PROBLEM STATEMENT
Please repeat all of the lines that follow, exactly as written.

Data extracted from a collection
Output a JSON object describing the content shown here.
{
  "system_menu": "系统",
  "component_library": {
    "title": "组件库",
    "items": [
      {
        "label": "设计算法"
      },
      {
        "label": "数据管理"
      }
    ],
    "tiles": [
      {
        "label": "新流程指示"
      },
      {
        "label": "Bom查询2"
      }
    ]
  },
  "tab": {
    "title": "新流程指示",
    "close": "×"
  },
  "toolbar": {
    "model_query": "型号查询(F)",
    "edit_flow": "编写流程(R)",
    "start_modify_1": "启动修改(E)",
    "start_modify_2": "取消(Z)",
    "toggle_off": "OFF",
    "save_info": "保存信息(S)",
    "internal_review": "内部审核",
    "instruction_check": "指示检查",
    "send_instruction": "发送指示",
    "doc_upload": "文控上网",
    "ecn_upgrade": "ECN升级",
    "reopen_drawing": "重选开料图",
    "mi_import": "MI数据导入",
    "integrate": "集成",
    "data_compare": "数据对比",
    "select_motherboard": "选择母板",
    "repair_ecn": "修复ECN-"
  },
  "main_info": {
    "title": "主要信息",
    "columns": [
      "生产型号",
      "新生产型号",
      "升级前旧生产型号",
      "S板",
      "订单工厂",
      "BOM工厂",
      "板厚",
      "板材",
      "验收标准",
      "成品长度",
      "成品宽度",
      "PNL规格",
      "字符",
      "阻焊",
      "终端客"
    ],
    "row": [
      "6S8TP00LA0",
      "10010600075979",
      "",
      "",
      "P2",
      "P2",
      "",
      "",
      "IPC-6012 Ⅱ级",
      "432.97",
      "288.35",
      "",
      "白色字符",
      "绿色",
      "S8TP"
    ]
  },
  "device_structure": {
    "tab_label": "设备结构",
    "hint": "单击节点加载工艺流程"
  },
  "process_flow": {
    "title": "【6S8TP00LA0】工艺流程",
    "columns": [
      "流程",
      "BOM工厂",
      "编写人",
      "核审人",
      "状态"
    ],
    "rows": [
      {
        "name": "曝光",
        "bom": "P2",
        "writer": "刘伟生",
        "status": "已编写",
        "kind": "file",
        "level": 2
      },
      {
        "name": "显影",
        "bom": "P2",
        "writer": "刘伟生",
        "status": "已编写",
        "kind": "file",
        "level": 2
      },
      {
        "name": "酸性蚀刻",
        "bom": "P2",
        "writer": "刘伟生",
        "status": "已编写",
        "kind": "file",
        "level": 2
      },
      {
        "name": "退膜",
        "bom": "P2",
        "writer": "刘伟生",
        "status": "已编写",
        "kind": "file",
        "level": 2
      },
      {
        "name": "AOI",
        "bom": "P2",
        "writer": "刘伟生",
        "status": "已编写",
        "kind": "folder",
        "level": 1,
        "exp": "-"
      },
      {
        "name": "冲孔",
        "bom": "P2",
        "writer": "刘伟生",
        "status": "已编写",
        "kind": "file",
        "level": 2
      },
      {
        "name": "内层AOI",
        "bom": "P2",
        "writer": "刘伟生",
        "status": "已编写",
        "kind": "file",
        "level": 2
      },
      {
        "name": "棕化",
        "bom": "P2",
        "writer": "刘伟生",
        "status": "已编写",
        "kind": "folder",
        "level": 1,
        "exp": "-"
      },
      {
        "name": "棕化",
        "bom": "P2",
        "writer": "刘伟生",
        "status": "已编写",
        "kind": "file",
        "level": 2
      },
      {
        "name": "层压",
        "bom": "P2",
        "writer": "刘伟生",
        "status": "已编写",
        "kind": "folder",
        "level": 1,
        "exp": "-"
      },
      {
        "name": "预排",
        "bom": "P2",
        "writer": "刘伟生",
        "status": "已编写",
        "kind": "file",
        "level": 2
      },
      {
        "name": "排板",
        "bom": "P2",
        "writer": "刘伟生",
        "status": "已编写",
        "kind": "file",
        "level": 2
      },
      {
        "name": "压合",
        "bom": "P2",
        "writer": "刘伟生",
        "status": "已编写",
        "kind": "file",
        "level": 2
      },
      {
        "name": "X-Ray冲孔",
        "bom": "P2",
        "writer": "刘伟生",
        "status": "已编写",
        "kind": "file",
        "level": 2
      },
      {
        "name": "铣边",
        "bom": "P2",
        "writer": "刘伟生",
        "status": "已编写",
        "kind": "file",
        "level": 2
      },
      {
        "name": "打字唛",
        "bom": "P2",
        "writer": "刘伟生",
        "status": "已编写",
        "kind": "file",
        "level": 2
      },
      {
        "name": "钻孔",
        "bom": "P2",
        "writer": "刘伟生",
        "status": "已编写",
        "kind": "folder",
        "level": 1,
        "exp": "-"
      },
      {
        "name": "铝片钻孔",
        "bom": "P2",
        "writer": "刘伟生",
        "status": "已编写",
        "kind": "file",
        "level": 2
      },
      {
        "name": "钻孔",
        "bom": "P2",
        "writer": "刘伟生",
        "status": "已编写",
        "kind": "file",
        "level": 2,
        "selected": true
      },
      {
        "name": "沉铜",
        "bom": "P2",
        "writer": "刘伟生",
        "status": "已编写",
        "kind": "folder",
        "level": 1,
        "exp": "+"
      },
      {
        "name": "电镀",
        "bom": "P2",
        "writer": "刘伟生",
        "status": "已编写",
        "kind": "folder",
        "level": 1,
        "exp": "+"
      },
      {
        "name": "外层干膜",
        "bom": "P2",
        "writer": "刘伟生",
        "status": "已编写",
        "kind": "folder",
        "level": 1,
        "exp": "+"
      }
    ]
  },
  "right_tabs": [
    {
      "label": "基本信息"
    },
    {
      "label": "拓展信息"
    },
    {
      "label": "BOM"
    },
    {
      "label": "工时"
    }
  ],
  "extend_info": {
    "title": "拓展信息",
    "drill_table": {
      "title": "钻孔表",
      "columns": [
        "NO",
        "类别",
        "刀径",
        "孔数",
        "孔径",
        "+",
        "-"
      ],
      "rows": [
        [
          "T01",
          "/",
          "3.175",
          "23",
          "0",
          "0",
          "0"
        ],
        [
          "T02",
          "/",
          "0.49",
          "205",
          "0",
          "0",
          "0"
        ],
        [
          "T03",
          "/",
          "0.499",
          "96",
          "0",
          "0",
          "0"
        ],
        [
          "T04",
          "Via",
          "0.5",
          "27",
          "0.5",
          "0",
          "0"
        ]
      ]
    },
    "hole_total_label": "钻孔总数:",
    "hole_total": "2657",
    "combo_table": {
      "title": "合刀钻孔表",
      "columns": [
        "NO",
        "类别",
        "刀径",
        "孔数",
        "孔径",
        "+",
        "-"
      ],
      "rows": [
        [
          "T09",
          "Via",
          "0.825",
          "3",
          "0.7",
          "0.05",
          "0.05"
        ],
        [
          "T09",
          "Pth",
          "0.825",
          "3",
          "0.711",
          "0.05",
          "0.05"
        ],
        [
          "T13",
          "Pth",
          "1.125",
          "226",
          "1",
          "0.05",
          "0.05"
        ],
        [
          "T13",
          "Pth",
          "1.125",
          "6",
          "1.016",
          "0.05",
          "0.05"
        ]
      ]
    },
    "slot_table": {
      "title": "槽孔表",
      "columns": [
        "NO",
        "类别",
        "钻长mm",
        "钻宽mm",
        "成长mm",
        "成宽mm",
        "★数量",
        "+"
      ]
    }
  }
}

RESPONSE TO THIS TASK
Output a JSON object describing the content shown here.
{
  "system_menu": "系统",
  "component_library": {
    "title": "组件库",
    "items": [
      {
        "label": "设计算法"
      },
      {
        "label": "数据管理"
      }
    ],
    "tiles": [
      {
        "label": "新流程指示"
      },
      {
        "label": "Bom查询2"
      }
    ]
  },
  "tab": {
    "title": "新流程指示",
    "close": "×"
  },
  "toolbar": {
    "model_query": "型号查询(F)",
    "edit_flow": "编写流程(R)",
    "start_modify_1": "启动修改(E)",
    "start_modify_2": "取消(Z)",
    "toggle_off": "OFF",
    "save_info": "保存信息(S)",
    "internal_review": "内部审核",
    "instruction_check": "指示检查",
    "send_instruction": "发送指示",
    "doc_upload": "文控上网",
    "ecn_upgrade": "ECN升级",
    "reopen_drawing": "重选开料图",
    "mi_import": "MI数据导入",
    "integrate": "集成",
    "data_compare": "数据对比",
    "select_motherboard": "选择母板",
    "repair_ecn": "修复ECN-"
  },
  "main_info": {
    "title": "主要信息",
    "columns": [
      "生产型号",
      "新生产型号",
      "升级前旧生产型号",
      "S板",
      "订单工厂",
      "BOM工厂",
      "板厚",
      "板材",
      "验收标准",
      "成品长度",
      "成品宽度",
      "PNL规格",
      "字符",
      "阻焊",
      "终端客"
    ],
    "row": [
      "6S8TP00LA0",
      "10010600075979",
      "",
      "",
      "P2",
      "P2",
      "",
      "",
      "IPC-6012 Ⅱ级",
      "432.97",
      "288.35",
      "",
      "白色字符",
      "绿色",
      "S8TP"
    ]
  },
  "device_structure": {
    "tab_label": "设备结构",
    "hint": "单击节点加载工艺流程"
  },
  "process_flow": {
    "title": "【6S8TP00LA0】工艺流程",
    "columns": [
      "流程",
      "BOM工厂",
      "编写人",
      "核审人",
      "状态"
    ],
    "rows": [
      {
        "name": "曝光",
        "bom": "P2",
        "writer": "刘伟生",
        "status": "已编写",
        "kind": "file",
        "level": 2
      },
      {
        "name": "显影",
        "bom": "P2",
        "writer": "刘伟生",
        "status": "已编写",
        "kind": "file",
        "level": 2
      },
      {
        "name": "酸性蚀刻",
        "bom": "P2",
        "writer": "刘伟生",
        "status": "已编写",
        "kind": "file",
        "level": 2
      },
      {
        "name": "退膜",
        "bom": "P2",
        "writer": "刘伟生",
        "status": "已编写",
        "kind": "file",
        "level": 2
      },
      {
        "name": "AOI",
        "bom": "P2",
        "writer": "刘伟生",
        "status": "已编写",
        "kind": "folder",
        "level": 1,
        "exp": "-"
      },
      {
        "name": "冲孔",
        "bom": "P2",
        "writer": "刘伟生",
        "status": "已编写",
        "kind": "file",
        "level": 2
      },
      {
        "name": "内层AOI",
        "bom": "P2",
        "writer": "刘伟生",
        "status": "已编写",
        "kind": "file",
        "level": 2
      },
      {
        "name": "棕化",
        "bom": "P2",
        "writer": "刘伟生",
        "status": "已编写",
        "kind": "folder",
        "level": 1,
        "exp": "-"
      },
      {
        "name": "棕化",
        "bom": "P2",
        "writer": "刘伟生",
        "status": "已编写",
        "kind": "file",
        "level": 2
      },
      {
        "name": "层压",
        "bom": "P2",
        "writer": "刘伟生",
        "status": "已编写",
        "kind": "folder",
        "level": 1,
        "exp": "-"
      },
      {
        "name": "预排",
        "bom": "P2",
        "writer": "刘伟生",
        "status": "已编写",
        "kind": "file",
        "level": 2
      },
      {
        "name": "排板",
        "bom": "P2",
        "writer": "刘伟生",
        "status": "已编写",
        "kind": "file",
        "level": 2
      },
      {
        "name": "压合",
        "bom": "P2",
        "writer": "刘伟生",
        "status": "已编写",
        "kind": "file",
        "level": 2
      },
      {
        "name": "X-Ray冲孔",
        "bom": "P2",
        "writer": "刘伟生",
        "status": "已编写",
        "kind": "file",
        "level": 2
      },
      {
        "name": "铣边",
        "bom": "P2",
        "writer": "刘伟生",
        "status": "已编写",
        "kind": "file",
        "level": 2
      },
      {
        "name": "打字唛",
        "bom": "P2",
        "writer": "刘伟生",
        "status": "已编写",
        "kind": "file",
        "level": 2
      },
      {
        "name": "钻孔",
        "bom": "P2",
        "writer": "刘伟生",
        "status": "已编写",
        "kind": "folder",
        "level": 1,
        "exp": "-"
      },
      {
        "name": "铝片钻孔",
        "bom": "P2",
        "writer": "刘伟生",
        "status": "已编写",
        "kind": "file",
        "level": 2
      },
      {
        "name": "钻孔",
        "bom": "P2",
        "writer": "刘伟生",
        "status": "已编写",
        "kind": "file",
        "level": 2,
        "selected": true
      },
      {
        "name": "沉铜",
        "bom": "P2",
        "writer": "刘伟生",
        "status": "已编写",
        "kind": "folder",
        "level": 1,
        "exp": "+"
      },
      {
        "name": "电镀",
        "bom": "P2",
        "writer": "刘伟生",
        "status": "已编写",
        "kind": "folder",
        "level": 1,
        "exp": "+"
      },
      {
        "name": "外层干膜",
        "bom": "P2",
        "writer": "刘伟生",
        "status": "已编写",
        "kind": "folder",
        "level": 1,
        "exp": "+"
      }
    ]
  },
  "right_tabs": [
    {
      "label": "基本信息"
    },
    {
      "label": "拓展信息"
    },
    {
      "label": "BOM"
    },
    {
      "label": "工时"
    }
  ],
  "extend_info": {
    "title": "拓展信息",
    "drill_table": {
      "title": "钻孔表",
      "columns": [
        "NO",
        "类别",
        "刀径",
        "孔数",
        "孔径",
        "+",
        "-"
      ],
      "rows": [
        [
          "T01",
          "/",
          "3.175",
          "23",
          "0",
          "0",
          "0"
        ],
        [
          "T02",
          "/",
          "0.49",
          "205",
          "0",
          "0",
          "0"
        ],
        [
          "T03",
          "/",
          "0.499",
          "96",
          "0",
          "0",
          "0"
        ],
        [
          "T04",
          "Via",
          "0.5",
          "27",
          "0.5",
          "0",
          "0"
        ]
      ]
    },
    "hole_total_label": "钻孔总数:",
    "hole_total": "2657",
    "combo_table": {
      "title": "合刀钻孔表",
      "columns": [
        "NO",
        "类别",
        "刀径",
        "孔数",
        "孔径",
        "+",
        "-"
      ],
      "rows": [
        [
          "T09",
          "Via",
          "0.825",
          "3",
          "0.7",
          "0.05",
          "0.05"
        ],
        [
          "T09",
          "Pth",
          "0.825",
          "3",
          "0.711",
          "0.05",
          "0.05"
        ],
        [
          "T13",
          "Pth",
          "1.125",
          "226",
          "1",
          "0.05",
          "0.05"
        ],
        [
          "T13",
          "Pth",
          "1.125",
          "6",
          "1.016",
          "0.05",
          "0.05"
        ]
      ]
    },
    "slot_table": {
      "title": "槽孔表",
      "columns": [
        "NO",
        "类别",
        "钻长mm",
        "钻宽mm",
        "成长mm",
        "成宽mm",
        "★数量",
        "+"
      ]
    }
  }
}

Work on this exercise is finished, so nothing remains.